SELECTED EXCERPT >>
Start
Question

Calculate the pH of 100.0 mL of a buffer that is 0.0550 M NH4Cl and 0.180 M NH3 before and after the addition of 1.00 mL of 5.80 M HNO3.

Answer 1

This is an acidic buffer; since there is a weak acid + conjugate base:

A buffer is any type of substance that will resist pH change when H+ or OH- is added.

This is typically achieved with equilibrium equations. Both type of buffer will resist both type of additions.

When a weak acid and its conjugate base are added, they will form a buffer

The equations that explain this phenomena are given below:

The Weak acid equilibrium:

HA(aq) <-> H+(aq) + A-(aq)

Weak acid = HA(aq)

Conjugate base = A-(aq)

Neutralization of H+ ions:

A-(aq) + H+(aq) <-> HA(aq); in this case, HA is formed, H+ is neutralized as well as A-, the conjugate

Neutralization of OH- ions:

HA(aq) + OH-(aq) <-> H2O(l) + A-(aq) ; in this case; A- is formed, OH- is neutralized as well as HA.

Note that the equilibirum equation can be mathematically manipulated in order to favour the "buffer" construction

Recall that, in equilibrium

Ka = [H+][A-]/[HA]

Multiply both sides by [HA]

[HA]*Ka = [H+][A-]

take the log(X)

log([HA]*Ka) = log([H+][A-])
End
PROBLEMS TO SOLVE >>
[1] In the buffer pH thread, what is the answer to each of these?
(a) What volume of buffer does the problem specify?
(b) When does the thread say a buffer resists a change in pH?
(c) What equation results from multiplying both sides of the Ka expression by [HA]?
[2] Which chemical equations in the buffer pH thread use the <-> arrow? List every one.
[3] Continue the buffer pH thread from its last line.

MATERIAL PROVIDED >>
Start
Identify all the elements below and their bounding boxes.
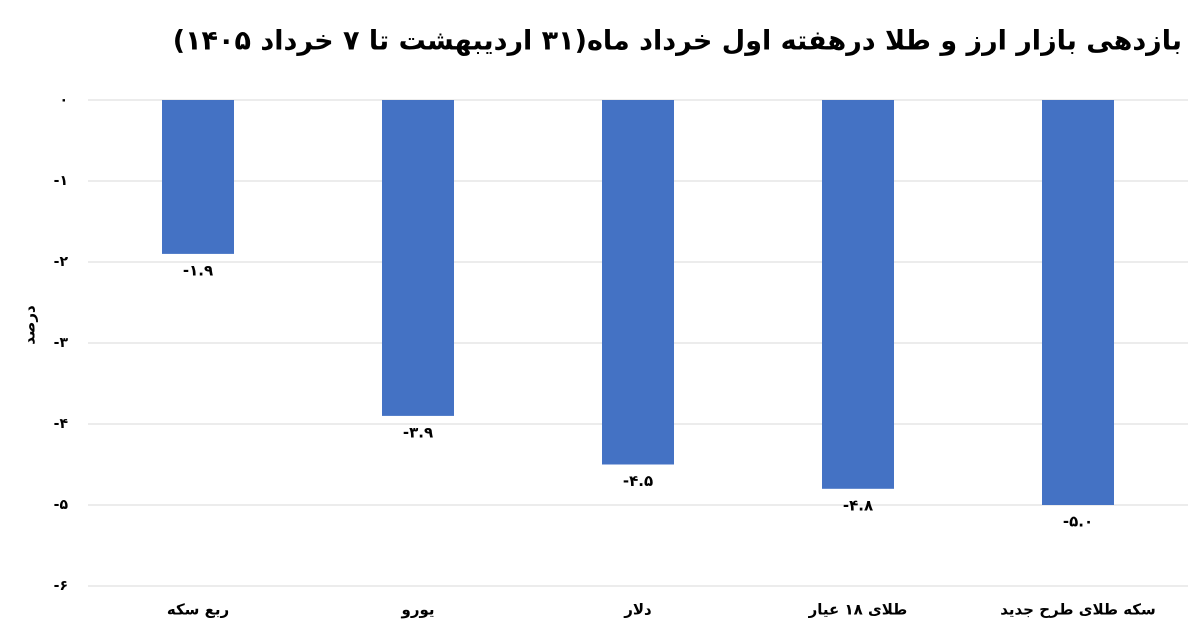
End
ANSWERS >>
[1]
(a) 100.0 mL.
(b) When H+ or OH- is added.
(c) [HA]*Ka = [H+][A-]

[2]
HA(aq) <-> H+(aq) + A-(aq)
A-(aq) + H+(aq) <-> HA(aq)
HA(aq) + OH-(aq) <-> H2O(l) + A-(aq)

[3]
log can be separated

log([HA]) + log(Ka) = log([H+]) + log([A-])

note that if we use "pKx" we can get:

pKa = -log(Ka) and pH = -log([H+])

substitute

log([HA]) + log(Ka) = log([H+]) + log([A-])

log([HA]) + -pKa = -pH + log([A-])

manipulate:

pH = pKa + log([A-]) - log([HA])

join logs:

pH = pKa + log([A-]/[HA])

which is Henderson hasselbach equations.

Given this:

get pKa

pKa = 9.25 for NH4+ ((from NH4Cl))

then

pH = pKa + log(NH3/NH4+)

initially

mmol of NH4+ = MV = (100*0.055) = 5.5 mmol

mmol of NH3 = MV = (0.18*100) = 18 mmol

the addition of HNO3 acid;

mmol of HNO3 = MV = 1*5.8 = 5.8 mmol

there is reaction of NH3 + H+ = NH4+

so

mmol of NH3 left = 18-5.8 = 12.2

mmol of NH4 formed = 5.5+5.8 = 11.3

substitute

pH = 9.25 + log(11.3/12.2)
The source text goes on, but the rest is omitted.